Stored records —
------------------------

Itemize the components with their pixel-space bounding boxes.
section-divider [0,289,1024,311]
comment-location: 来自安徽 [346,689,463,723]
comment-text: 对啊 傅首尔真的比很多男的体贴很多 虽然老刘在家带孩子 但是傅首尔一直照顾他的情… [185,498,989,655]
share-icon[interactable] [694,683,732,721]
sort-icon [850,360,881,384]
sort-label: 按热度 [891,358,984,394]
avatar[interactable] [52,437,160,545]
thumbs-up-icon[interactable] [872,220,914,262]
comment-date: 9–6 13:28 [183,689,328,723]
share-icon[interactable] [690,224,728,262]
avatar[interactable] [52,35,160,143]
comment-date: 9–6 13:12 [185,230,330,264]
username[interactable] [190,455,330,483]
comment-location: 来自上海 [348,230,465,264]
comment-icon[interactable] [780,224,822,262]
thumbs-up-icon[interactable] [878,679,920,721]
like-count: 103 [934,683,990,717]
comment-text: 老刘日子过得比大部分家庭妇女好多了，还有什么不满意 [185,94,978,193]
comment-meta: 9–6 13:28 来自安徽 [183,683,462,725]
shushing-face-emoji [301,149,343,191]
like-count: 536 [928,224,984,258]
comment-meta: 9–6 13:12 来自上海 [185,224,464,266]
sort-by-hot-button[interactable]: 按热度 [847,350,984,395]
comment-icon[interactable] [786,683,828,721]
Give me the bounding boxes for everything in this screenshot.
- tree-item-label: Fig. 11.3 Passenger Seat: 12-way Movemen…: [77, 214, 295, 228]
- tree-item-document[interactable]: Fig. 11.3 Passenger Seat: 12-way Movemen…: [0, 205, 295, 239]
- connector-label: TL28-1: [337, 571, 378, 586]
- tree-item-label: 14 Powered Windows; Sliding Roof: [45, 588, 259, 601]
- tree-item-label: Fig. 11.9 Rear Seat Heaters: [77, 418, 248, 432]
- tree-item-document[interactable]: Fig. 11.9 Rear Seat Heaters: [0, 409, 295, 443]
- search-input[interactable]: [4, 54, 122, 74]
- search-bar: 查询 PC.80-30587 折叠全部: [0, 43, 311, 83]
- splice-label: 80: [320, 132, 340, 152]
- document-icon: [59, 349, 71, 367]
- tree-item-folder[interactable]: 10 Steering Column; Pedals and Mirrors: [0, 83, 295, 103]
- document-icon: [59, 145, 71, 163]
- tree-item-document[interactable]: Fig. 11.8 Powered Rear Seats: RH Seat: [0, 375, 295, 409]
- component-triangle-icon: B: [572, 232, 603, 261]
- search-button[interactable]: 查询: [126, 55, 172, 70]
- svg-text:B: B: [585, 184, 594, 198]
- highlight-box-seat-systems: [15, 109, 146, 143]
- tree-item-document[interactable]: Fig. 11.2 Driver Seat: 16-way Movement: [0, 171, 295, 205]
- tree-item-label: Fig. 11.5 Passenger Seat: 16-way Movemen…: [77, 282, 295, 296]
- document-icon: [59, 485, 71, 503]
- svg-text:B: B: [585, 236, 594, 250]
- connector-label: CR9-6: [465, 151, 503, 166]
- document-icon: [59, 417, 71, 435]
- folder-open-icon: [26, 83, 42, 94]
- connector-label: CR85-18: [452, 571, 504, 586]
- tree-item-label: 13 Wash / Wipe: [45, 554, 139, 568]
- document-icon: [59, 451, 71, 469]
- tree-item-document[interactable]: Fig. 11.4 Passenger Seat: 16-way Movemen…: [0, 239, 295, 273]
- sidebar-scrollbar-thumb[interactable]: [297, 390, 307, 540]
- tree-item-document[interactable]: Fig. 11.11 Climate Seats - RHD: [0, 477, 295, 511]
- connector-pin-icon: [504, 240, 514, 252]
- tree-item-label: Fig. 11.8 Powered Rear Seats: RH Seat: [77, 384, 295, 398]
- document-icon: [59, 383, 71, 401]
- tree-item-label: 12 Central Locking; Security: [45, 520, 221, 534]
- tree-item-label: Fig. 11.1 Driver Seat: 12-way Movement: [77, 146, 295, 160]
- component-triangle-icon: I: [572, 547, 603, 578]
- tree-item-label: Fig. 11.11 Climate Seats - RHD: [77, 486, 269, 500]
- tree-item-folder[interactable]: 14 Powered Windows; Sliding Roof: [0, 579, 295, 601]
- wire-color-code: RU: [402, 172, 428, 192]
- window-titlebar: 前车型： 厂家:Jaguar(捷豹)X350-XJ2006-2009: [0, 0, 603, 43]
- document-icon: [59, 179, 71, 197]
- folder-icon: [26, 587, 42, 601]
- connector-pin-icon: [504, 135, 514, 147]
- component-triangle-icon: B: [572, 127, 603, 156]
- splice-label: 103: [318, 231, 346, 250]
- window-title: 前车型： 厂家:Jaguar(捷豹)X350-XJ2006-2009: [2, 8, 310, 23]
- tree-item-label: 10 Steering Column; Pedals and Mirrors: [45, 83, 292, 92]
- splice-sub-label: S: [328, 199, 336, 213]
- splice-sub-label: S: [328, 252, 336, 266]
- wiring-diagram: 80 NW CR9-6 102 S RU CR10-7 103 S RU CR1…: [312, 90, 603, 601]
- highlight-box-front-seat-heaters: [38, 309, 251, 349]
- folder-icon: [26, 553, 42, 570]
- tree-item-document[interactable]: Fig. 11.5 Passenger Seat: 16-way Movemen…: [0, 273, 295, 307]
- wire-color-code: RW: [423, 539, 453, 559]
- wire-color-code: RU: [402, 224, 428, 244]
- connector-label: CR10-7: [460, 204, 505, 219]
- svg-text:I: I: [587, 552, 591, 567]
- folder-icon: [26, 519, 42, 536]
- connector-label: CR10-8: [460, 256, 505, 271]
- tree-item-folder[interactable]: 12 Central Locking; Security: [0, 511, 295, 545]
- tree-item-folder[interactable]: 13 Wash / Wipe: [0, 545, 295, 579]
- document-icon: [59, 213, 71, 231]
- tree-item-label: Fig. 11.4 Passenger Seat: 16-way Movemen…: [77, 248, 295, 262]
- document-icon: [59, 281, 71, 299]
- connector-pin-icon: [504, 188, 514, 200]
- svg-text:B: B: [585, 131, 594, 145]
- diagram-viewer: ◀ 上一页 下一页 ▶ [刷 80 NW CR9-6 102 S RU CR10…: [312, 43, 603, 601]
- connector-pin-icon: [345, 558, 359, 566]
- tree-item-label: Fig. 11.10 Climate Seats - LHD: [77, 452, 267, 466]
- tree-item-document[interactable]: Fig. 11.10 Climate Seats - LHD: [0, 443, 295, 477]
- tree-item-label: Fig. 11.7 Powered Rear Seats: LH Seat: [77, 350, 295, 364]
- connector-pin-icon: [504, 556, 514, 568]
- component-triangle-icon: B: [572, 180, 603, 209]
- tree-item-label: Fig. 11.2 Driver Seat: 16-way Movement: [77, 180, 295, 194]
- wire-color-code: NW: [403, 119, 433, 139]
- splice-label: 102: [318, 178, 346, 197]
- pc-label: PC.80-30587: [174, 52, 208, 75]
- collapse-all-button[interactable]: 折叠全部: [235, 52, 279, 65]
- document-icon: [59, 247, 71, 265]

------------------------

Write out everything from the beginning of the rows down to and including the line that contains "sort-icon [850,360,881,384]", reproducing each line without alteration.

Itemize the components with their pixel-space bounding boxes.
section-divider [0,289,1024,311]
comment-location: 来自安徽 [346,689,463,723]
comment-text: 对啊 傅首尔真的比很多男的体贴很多 虽然老刘在家带孩子 但是傅首尔一直照顾他的情… [185,498,989,655]
share-icon[interactable] [694,683,732,721]
sort-icon [850,360,881,384]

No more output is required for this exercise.